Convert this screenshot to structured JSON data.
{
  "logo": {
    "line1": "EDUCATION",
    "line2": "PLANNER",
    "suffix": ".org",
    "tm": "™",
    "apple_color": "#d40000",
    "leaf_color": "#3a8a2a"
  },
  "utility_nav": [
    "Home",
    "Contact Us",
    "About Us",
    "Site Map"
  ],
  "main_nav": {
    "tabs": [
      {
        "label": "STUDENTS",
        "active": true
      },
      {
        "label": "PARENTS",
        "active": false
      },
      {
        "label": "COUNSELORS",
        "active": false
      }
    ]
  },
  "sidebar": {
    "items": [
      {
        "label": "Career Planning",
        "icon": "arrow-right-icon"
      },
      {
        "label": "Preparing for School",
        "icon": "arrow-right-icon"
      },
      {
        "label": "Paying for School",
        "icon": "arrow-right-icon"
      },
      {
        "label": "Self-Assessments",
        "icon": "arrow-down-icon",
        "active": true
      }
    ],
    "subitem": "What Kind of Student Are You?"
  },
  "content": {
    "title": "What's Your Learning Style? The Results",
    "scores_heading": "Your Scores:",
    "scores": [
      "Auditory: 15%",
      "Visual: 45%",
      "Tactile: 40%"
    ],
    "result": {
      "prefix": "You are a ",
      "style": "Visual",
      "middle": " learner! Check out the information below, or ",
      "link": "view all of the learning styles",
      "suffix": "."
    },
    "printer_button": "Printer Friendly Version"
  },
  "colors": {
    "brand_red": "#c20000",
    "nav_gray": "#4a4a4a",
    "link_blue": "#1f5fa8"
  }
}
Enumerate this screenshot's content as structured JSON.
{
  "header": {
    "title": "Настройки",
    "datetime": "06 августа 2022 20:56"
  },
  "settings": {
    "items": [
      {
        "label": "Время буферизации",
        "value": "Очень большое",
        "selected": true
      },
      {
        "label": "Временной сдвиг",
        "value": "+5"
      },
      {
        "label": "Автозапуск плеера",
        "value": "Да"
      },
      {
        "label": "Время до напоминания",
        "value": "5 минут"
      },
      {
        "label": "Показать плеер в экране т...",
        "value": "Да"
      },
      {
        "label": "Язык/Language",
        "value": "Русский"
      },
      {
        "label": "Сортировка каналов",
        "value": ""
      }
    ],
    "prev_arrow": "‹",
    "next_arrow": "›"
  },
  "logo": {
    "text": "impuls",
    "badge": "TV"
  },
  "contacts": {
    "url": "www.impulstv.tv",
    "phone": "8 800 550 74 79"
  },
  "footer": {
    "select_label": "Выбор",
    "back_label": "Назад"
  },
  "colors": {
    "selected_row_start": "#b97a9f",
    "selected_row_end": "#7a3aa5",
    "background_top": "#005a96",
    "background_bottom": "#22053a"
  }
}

▶ _TO DO_: Copy every line of the data that holds the string "this".

▶ _EXPECTED ANSWER_:
Convert this screenshot to structured JSON data.
Enumerate this screenshot's content as structured JSON.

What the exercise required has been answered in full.